- _TASK GOAL_: From the entries below, pull out each line where "SipServer" appears.

Extracted data entries
## start
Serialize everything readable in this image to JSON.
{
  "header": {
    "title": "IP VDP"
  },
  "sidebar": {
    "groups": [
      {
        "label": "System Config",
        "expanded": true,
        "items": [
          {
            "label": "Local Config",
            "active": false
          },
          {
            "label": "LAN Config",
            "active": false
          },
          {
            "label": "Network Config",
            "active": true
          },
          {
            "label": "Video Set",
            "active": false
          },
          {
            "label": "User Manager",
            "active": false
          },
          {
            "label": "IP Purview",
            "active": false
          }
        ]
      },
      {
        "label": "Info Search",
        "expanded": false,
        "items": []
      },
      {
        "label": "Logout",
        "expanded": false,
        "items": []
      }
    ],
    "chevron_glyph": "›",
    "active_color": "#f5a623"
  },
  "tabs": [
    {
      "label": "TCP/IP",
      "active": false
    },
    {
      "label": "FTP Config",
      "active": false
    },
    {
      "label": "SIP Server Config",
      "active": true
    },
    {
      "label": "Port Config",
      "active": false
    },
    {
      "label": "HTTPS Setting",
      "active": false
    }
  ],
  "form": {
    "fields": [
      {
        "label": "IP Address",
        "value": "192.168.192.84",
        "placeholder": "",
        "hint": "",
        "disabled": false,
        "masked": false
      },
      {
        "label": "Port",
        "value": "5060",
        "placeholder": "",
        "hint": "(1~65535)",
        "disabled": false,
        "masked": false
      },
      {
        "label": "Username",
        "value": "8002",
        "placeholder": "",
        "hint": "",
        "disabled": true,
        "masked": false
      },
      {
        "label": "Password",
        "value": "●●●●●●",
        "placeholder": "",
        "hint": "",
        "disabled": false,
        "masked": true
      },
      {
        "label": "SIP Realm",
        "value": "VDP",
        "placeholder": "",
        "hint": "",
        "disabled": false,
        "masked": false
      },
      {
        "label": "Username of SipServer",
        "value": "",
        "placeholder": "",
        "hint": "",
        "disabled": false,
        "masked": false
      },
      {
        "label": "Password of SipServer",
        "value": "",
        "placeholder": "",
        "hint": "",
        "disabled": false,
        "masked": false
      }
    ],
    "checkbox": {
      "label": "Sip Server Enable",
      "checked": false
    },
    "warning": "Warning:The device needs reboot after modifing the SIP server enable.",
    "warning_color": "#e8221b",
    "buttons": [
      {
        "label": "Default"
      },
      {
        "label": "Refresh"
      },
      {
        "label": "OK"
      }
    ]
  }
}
## end
- _EXPECTED OUTPUT_:
        "label": "Username of SipServer",
        "label": "Password of SipServer",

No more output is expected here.